Task to carry out → Report how many lines below contain the word "объекта", and give only that number.

Data lines →
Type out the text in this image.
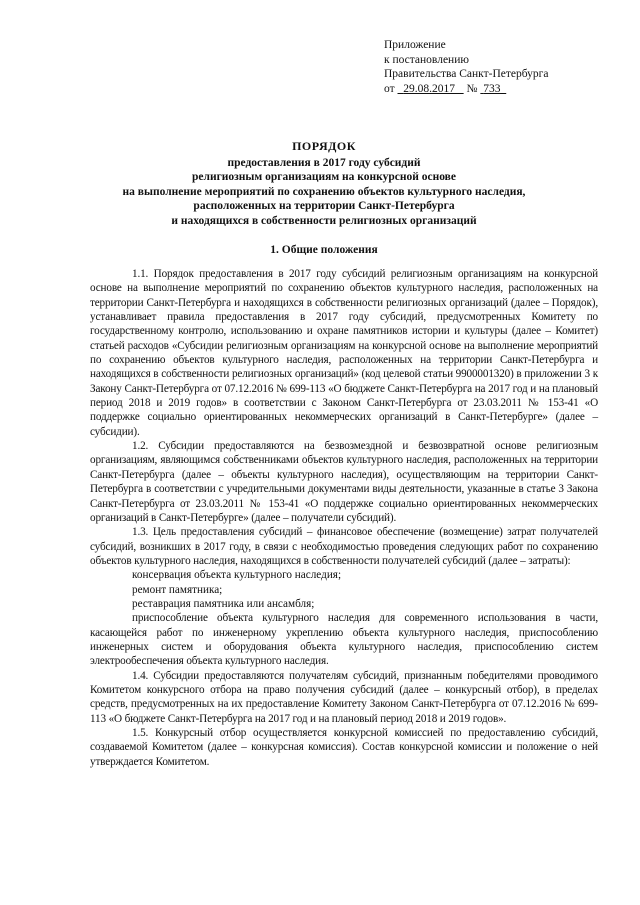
Приложение
к постановлению
Правительства Санкт-Петербурга
от 29.08.2017 № 733
ПОРЯДОК
предоставления в 2017 году субсидий
религиозным организациям на конкурсной основе
на выполнение мероприятий по сохранению объектов культурного наследия,
расположенных на территории Санкт-Петербурга
и находящихся в собственности религиозных организаций
1. Общие положения

1.1. Порядок предоставления в 2017 году субсидий религиозным организациям на конкурсной основе на выполнение мероприятий по сохранению объектов культурного наследия, расположенных на территории Санкт-Петербурга и находящихся в собственности религиозных организаций (далее – Порядок), устанавливает правила предоставления в 2017 году субсидий, предусмотренных Комитету по государственному контролю, использованию и охране памятников истории и культуры (далее – Комитет) статьей расходов «Субсидии религиозным организациям на конкурсной основе на выполнение мероприятий по сохранению объектов культурного наследия, расположенных на территории Санкт-Петербурга и находящихся в собственности религиозных организаций» (код целевой статьи 9900001320) в приложении 3 к Закону Санкт-Петербурга от 07.12.2016 № 699-113 «О бюджете Санкт-Петербурга на 2017 год и на плановый период 2018 и 2019 годов» в соответствии с Законом Санкт-Петербурга от 23.03.2011 № 153-41 «О поддержке социально ориентированных некоммерческих организаций в Санкт-Петербурге» (далее – субсидии).

1.2. Субсидии предоставляются на безвозмездной и безвозвратной основе религиозным организациям, являющимся собственниками объектов культурного наследия, расположенных на территории Санкт-Петербурга (далее – объекты культурного наследия), осуществляющим на территории Санкт-Петербурга в соответствии с учредительными документами виды деятельности, указанные в статье 3 Закона Санкт-Петербурга от 23.03.2011 № 153-41 «О поддержке социально ориентированных некоммерческих организаций в Санкт-Петербурге» (далее – получатели субсидий).

1.3. Цель предоставления субсидий – финансовое обеспечение (возмещение) затрат получателей субсидий, возникших в 2017 году, в связи с необходимостью проведения следующих работ по сохранению объектов культурного наследия, находящихся в собственности получателей субсидий (далее – затраты):

консервация объекта культурного наследия;

ремонт памятника;

реставрация памятника или ансамбля;

приспособление объекта культурного наследия для современного использования в части, касающейся работ по инженерному укреплению объекта культурного наследия, приспособлению инженерных систем и оборудования объекта культурного наследия, приспособлению систем электрообеспечения объекта культурного наследия.

1.4. Субсидии предоставляются получателям субсидий, признанным победителями проводимого Комитетом конкурсного отбора на право получения субсидий (далее – конкурсный отбор), в пределах средств, предусмотренных на их предоставление Комитету Законом Санкт-Петербурга от 07.12.2016 № 699-113 «О бюджете Санкт-Петербурга на 2017 год и на плановый период 2018 и 2019 годов».

1.5. Конкурсный отбор осуществляется конкурсной комиссией по предоставлению субсидий, создаваемой Комитетом (далее – конкурсная комиссия). Состав конкурсной комиссии и положение о ней утверждается Комитетом.
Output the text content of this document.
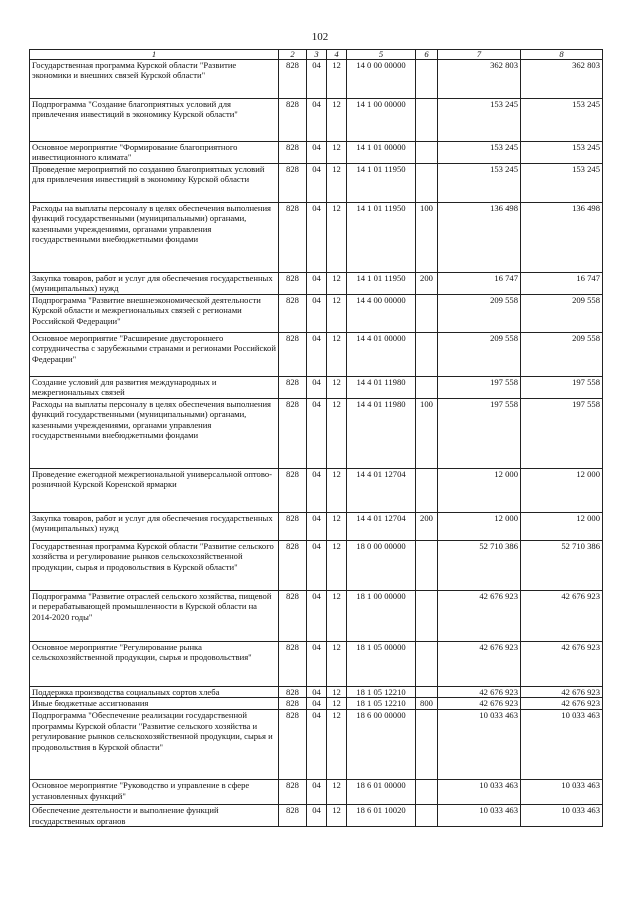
102
1	2	3	4	5	6	7	8
Государственная программа Курской области "Развитие экономики и внешних связей Курской области"	828	04	12	14 0 00 00000		362 803	362 803
Подпрограмма "Создание благоприятных условий для привлечения инвестиций в экономику Курской области"	828	04	12	14 1 00 00000		153 245	153 245
Основное мероприятие "Формирование благоприятного инвестиционного климата"	828	04	12	14 1 01 00000		153 245	153 245
Проведение мероприятий по созданию благоприятных условий для привлечения инвестиций в экономику Курской области	828	04	12	14 1 01 11950		153 245	153 245
Расходы на выплаты персоналу в целях обеспечения выполнения функций государственными (муниципальными) органами, казенными учреждениями, органами управления государственными внебюджетными фондами	828	04	12	14 1 01 11950	100	136 498	136 498
Закупка товаров, работ и услуг для обеспечения государственных (муниципальных) нужд	828	04	12	14 1 01 11950	200	16 747	16 747
Подпрограмма "Развитие внешнеэкономической деятельности Курской области и межрегиональных связей с регионами Российской Федерации"	828	04	12	14 4 00 00000		209 558	209 558
Основное мероприятие "Расширение двустороннего сотрудничества с зарубежными странами и регионами Российской Федерации"	828	04	12	14 4 01 00000		209 558	209 558
Создание условий для развития международных и межрегиональных связей	828	04	12	14 4 01 11980		197 558	197 558
Расходы на выплаты персоналу в целях обеспечения выполнения функций государственными (муниципальными) органами, казенными учреждениями, органами управления государственными внебюджетными фондами	828	04	12	14 4 01 11980	100	197 558	197 558
Проведение ежегодной межрегиональной универсальной оптово-розничной Курской Коренской ярмарки	828	04	12	14 4 01 12704		12 000	12 000
Закупка товаров, работ и услуг для обеспечения государственных (муниципальных) нужд	828	04	12	14 4 01 12704	200	12 000	12 000
Государственная программа Курской области "Развитие сельского хозяйства и регулирование рынков сельскохозяйственной продукции, сырья и продовольствия в Курской области"	828	04	12	18 0 00 00000		52 710 386	52 710 386
Подпрограмма "Развитие отраслей сельского хозяйства, пищевой и перерабатывающей промышленности в Курской области на 2014-2020 годы"	828	04	12	18 1 00 00000		42 676 923	42 676 923
Основное мероприятие "Регулирование рынка сельскохозяйственной продукции, сырья и продовольствия"	828	04	12	18 1 05 00000		42 676 923	42 676 923
Поддержка производства социальных сортов хлеба	828	04	12	18 1 05 12210		42 676 923	42 676 923
Иные бюджетные ассигнования	828	04	12	18 1 05 12210	800	42 676 923	42 676 923
Подпрограмма "Обеспечение реализации государственной программы Курской области "Развитие сельского хозяйства и регулирование рынков сельскохозяйственной продукции, сырья и продовольствия в Курской области"	828	04	12	18 6 00 00000		10 033 463	10 033 463
Основное мероприятие "Руководство и управление в сфере установленных функций"	828	04	12	18 6 01 00000		10 033 463	10 033 463
Обеспечение деятельности и выполнение функций государственных органов	828	04	12	18 6 01 10020		10 033 463	10 033 463
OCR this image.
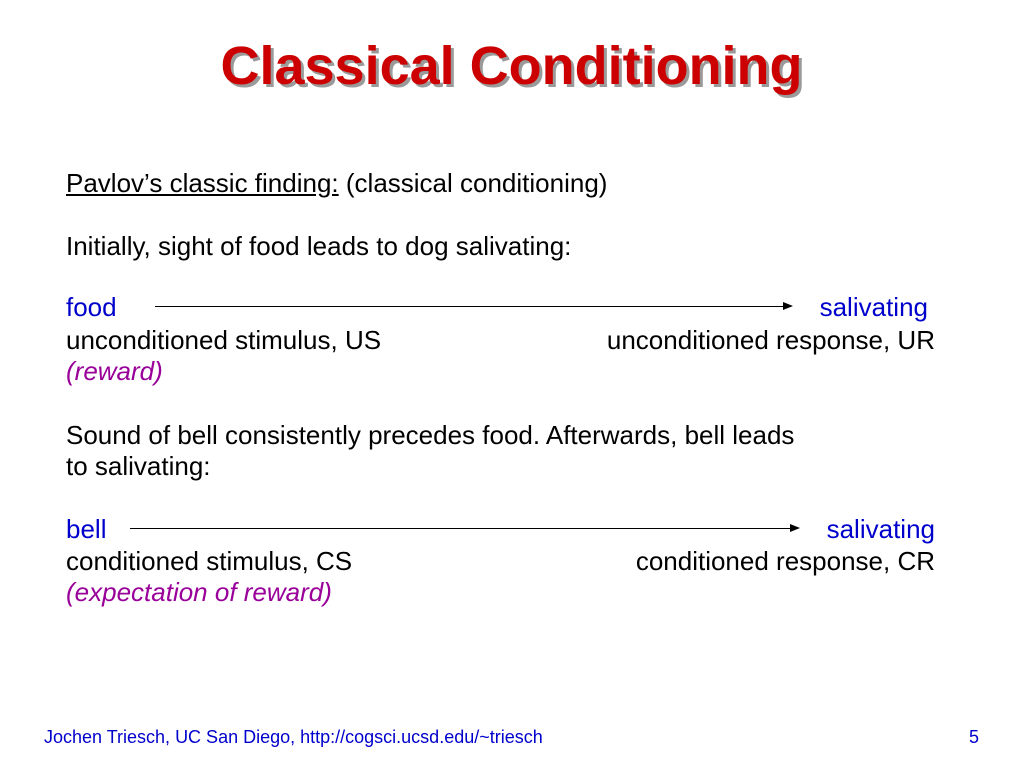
Classical Conditioning
Pavlov’s classic finding: (classical conditioning)
Initially, sight of food leads to dog salivating:
food	salivating
unconditioned stimulus, US	unconditioned response, UR
(reward)
Sound of bell consistently precedes food. Afterwards, bell leads
to salivating:
bell	salivating
conditioned stimulus, CS	conditioned response, CR
(expectation of reward)
Jochen Triesch, UC San Diego, http://cogsci.ucsd.edu/~triesch	5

Response to this exercise → 2